** START OF Data shown **

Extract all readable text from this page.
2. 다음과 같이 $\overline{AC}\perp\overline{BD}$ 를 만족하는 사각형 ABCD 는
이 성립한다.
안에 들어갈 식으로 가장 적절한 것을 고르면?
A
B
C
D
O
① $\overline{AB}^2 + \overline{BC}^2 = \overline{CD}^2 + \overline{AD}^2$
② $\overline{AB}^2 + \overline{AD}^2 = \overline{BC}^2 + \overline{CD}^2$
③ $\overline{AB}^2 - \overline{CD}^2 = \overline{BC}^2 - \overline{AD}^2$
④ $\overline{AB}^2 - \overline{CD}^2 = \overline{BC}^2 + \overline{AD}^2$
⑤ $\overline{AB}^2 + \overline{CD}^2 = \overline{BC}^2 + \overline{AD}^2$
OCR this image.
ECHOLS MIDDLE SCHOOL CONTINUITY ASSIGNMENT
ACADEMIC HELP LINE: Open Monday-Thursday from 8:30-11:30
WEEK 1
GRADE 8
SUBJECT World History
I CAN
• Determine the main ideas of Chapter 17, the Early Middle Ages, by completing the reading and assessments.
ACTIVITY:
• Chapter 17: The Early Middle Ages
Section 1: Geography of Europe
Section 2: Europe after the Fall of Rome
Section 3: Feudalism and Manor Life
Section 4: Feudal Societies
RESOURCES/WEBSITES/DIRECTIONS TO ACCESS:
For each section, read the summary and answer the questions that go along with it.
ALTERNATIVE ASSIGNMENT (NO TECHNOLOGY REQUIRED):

** END OF Data shown **

#### [Exercise details]
Each record above should be repeated exactly as it appears.

#### [Written reply]
Extract all readable text from this page.
2. 다음과 같이 $\overline{AC}\perp\overline{BD}$ 를 만족하는 사각형 ABCD 는
이 성립한다.
안에 들어갈 식으로 가장 적절한 것을 고르면?
A
B
C
D
O
① $\overline{AB}^2 + \overline{BC}^2 = \overline{CD}^2 + \overline{AD}^2$
② $\overline{AB}^2 + \overline{AD}^2 = \overline{BC}^2 + \overline{CD}^2$
③ $\overline{AB}^2 - \overline{CD}^2 = \overline{BC}^2 - \overline{AD}^2$
④ $\overline{AB}^2 - \overline{CD}^2 = \overline{BC}^2 + \overline{AD}^2$
⑤ $\overline{AB}^2 + \overline{CD}^2 = \overline{BC}^2 + \overline{AD}^2$
OCR this image.
ECHOLS MIDDLE SCHOOL CONTINUITY ASSIGNMENT
ACADEMIC HELP LINE: Open Monday-Thursday from 8:30-11:30
WEEK 1
GRADE 8
SUBJECT World History
I CAN
• Determine the main ideas of Chapter 17, the Early Middle Ages, by completing the reading and assessments.
ACTIVITY:
• Chapter 17: The Early Middle Ages
Section 1: Geography of Europe
Section 2: Europe after the Fall of Rome
Section 3: Feudalism and Manor Life
Section 4: Feudal Societies
RESOURCES/WEBSITES/DIRECTIONS TO ACCESS:
For each section, read the summary and answer the questions that go along with it.
ALTERNATIVE ASSIGNMENT (NO TECHNOLOGY REQUIRED):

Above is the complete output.